Pictures stay out of the copy; set down each line of the listing below exactly.

------------------------------------------------------------------------

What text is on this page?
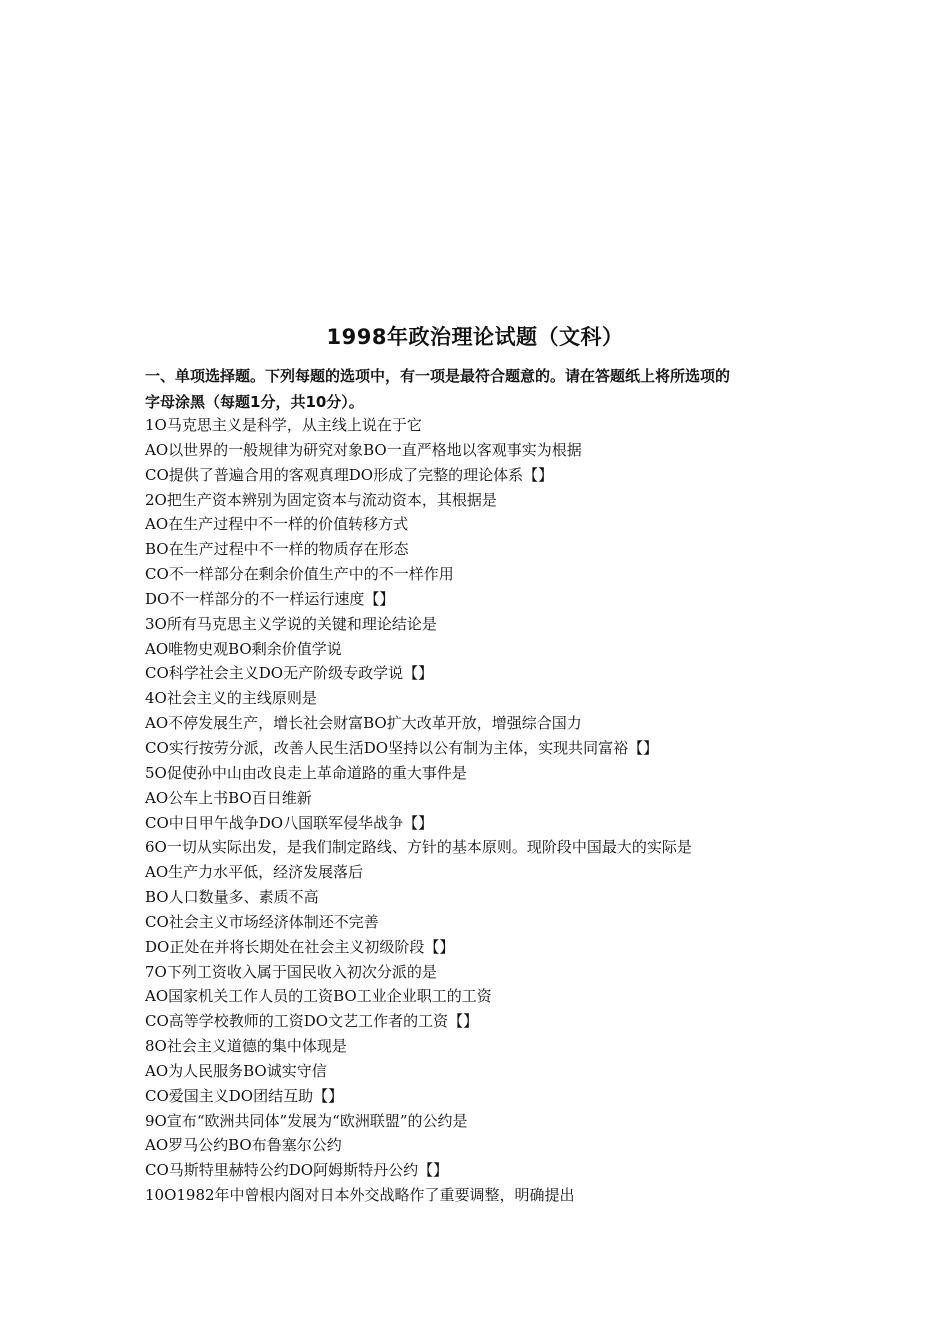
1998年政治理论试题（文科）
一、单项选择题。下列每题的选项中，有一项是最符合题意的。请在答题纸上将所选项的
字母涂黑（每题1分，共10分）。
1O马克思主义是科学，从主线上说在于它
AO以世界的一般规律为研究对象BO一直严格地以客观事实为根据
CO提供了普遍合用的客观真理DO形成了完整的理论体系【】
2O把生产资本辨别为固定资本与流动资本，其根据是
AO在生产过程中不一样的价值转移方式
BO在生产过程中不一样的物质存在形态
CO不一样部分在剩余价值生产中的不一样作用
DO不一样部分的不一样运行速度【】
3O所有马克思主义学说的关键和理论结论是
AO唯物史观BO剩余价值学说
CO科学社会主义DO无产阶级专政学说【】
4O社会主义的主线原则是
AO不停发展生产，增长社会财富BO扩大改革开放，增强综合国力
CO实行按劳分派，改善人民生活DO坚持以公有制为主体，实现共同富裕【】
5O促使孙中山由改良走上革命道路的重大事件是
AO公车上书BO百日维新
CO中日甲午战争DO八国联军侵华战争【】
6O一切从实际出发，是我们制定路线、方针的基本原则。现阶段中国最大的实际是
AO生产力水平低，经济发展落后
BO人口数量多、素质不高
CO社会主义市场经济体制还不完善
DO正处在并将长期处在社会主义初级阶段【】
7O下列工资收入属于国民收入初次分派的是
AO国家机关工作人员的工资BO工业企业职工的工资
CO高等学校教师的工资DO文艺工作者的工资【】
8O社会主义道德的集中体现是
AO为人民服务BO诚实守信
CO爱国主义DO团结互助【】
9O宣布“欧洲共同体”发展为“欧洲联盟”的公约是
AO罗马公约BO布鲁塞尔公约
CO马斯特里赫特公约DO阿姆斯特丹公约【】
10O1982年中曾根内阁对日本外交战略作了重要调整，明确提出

------------------------------------------------------------------------

> [Output of the task]:
What text is on this page?
1998年政治理论试题（文科）
一、单项选择题。下列每题的选项中，有一项是最符合题意的。请在答题纸上将所选项的
字母涂黑（每题1分，共10分）。
1O马克思主义是科学，从主线上说在于它
AO以世界的一般规律为研究对象BO一直严格地以客观事实为根据
CO提供了普遍合用的客观真理DO形成了完整的理论体系【】
2O把生产资本辨别为固定资本与流动资本，其根据是
AO在生产过程中不一样的价值转移方式
BO在生产过程中不一样的物质存在形态
CO不一样部分在剩余价值生产中的不一样作用
DO不一样部分的不一样运行速度【】
3O所有马克思主义学说的关键和理论结论是
AO唯物史观BO剩余价值学说
CO科学社会主义DO无产阶级专政学说【】
4O社会主义的主线原则是
AO不停发展生产，增长社会财富BO扩大改革开放，增强综合国力
CO实行按劳分派，改善人民生活DO坚持以公有制为主体，实现共同富裕【】
5O促使孙中山由改良走上革命道路的重大事件是
AO公车上书BO百日维新
CO中日甲午战争DO八国联军侵华战争【】
6O一切从实际出发，是我们制定路线、方针的基本原则。现阶段中国最大的实际是
AO生产力水平低，经济发展落后
BO人口数量多、素质不高
CO社会主义市场经济体制还不完善
DO正处在并将长期处在社会主义初级阶段【】
7O下列工资收入属于国民收入初次分派的是
AO国家机关工作人员的工资BO工业企业职工的工资
CO高等学校教师的工资DO文艺工作者的工资【】
8O社会主义道德的集中体现是
AO为人民服务BO诚实守信
CO爱国主义DO团结互助【】
9O宣布“欧洲共同体”发展为“欧洲联盟”的公约是
AO罗马公约BO布鲁塞尔公约
CO马斯特里赫特公约DO阿姆斯特丹公约【】
10O1982年中曾根内阁对日本外交战略作了重要调整，明确提出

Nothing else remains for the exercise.